Data items:
━━━━━━━━━━━━━━━━━━━━
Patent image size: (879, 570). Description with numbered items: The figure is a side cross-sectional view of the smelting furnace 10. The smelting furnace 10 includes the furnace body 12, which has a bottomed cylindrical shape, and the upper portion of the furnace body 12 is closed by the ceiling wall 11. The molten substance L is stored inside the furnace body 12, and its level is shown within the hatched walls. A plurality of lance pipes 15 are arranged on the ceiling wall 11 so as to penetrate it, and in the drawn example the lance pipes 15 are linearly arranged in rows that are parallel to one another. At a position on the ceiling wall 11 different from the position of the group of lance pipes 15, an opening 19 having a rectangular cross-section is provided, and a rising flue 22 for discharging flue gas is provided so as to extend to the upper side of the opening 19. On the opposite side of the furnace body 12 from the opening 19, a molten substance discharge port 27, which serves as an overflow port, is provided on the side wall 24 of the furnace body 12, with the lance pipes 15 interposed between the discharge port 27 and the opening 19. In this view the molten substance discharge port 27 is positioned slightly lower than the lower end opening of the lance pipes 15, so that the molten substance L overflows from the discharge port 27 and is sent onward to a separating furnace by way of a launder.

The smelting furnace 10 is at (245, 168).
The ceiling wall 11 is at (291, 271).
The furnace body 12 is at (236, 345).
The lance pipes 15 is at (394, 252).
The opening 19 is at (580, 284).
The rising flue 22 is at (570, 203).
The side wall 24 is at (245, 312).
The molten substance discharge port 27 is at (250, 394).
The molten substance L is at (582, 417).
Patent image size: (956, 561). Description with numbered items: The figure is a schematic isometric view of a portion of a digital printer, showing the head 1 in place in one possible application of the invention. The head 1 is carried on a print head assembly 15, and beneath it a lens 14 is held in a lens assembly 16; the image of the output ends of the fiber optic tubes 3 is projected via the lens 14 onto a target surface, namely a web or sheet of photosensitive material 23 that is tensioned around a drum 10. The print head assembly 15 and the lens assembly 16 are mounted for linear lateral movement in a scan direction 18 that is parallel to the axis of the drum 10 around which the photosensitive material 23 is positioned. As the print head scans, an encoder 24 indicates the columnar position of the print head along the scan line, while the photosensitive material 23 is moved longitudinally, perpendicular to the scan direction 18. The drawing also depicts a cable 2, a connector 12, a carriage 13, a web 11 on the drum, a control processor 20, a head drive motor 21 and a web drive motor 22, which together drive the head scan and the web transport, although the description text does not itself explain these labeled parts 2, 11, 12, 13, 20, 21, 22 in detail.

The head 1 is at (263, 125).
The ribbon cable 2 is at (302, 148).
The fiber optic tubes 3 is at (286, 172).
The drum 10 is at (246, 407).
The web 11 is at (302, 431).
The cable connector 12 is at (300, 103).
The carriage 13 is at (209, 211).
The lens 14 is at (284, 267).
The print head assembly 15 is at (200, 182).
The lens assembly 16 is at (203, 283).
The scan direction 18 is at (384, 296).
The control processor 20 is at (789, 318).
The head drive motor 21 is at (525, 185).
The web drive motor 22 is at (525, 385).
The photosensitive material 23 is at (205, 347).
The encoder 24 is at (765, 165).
━━━━━━━━━━━━━━━━━━━━
> **What is required**
Change "digital printer" to "laser printer" in the stretch from the line containing "Patent image size: (956, 561)." through the end of the records, and write out that stretch again with nothing else altered.

> **Answer for the task**
Patent image size: (956, 561). Description with numbered items: The figure is a schematic isometric view of a portion of a laser printer, showing the head 1 in place in one possible application of the invention. The head 1 is carried on a print head assembly 15, and beneath it a lens 14 is held in a lens assembly 16; the image of the output ends of the fiber optic tubes 3 is projected via the lens 14 onto a target surface, namely a web or sheet of photosensitive material 23 that is tensioned around a drum 10. The print head assembly 15 and the lens assembly 16 are mounted for linear lateral movement in a scan direction 18 that is parallel to the axis of the drum 10 around which the photosensitive material 23 is positioned. As the print head scans, an encoder 24 indicates the columnar position of the print head along the scan line, while the photosensitive material 23 is moved longitudinally, perpendicular to the scan direction 18. The drawing also depicts a cable 2, a connector 12, a carriage 13, a web 11 on the drum, a control processor 20, a head drive motor 21 and a web drive motor 22, which together drive the head scan and the web transport, although the description text does not itself explain these labeled parts 2, 11, 12, 13, 20, 21, 22 in detail.

The head 1 is at (263, 125).
The ribbon cable 2 is at (302, 148).
The fiber optic tubes 3 is at (286, 172).
The drum 10 is at (246, 407).
The web 11 is at (302, 431).
The cable connector 12 is at (300, 103).
The carriage 13 is at (209, 211).
The lens 14 is at (284, 267).
The print head assembly 15 is at (200, 182).
The lens assembly 16 is at (203, 283).
The scan direction 18 is at (384, 296).
The control processor 20 is at (789, 318).
The head drive motor 21 is at (525, 185).
The web drive motor 22 is at (525, 385).
The photosensitive material 23 is at (205, 347).
The encoder 24 is at (765, 165).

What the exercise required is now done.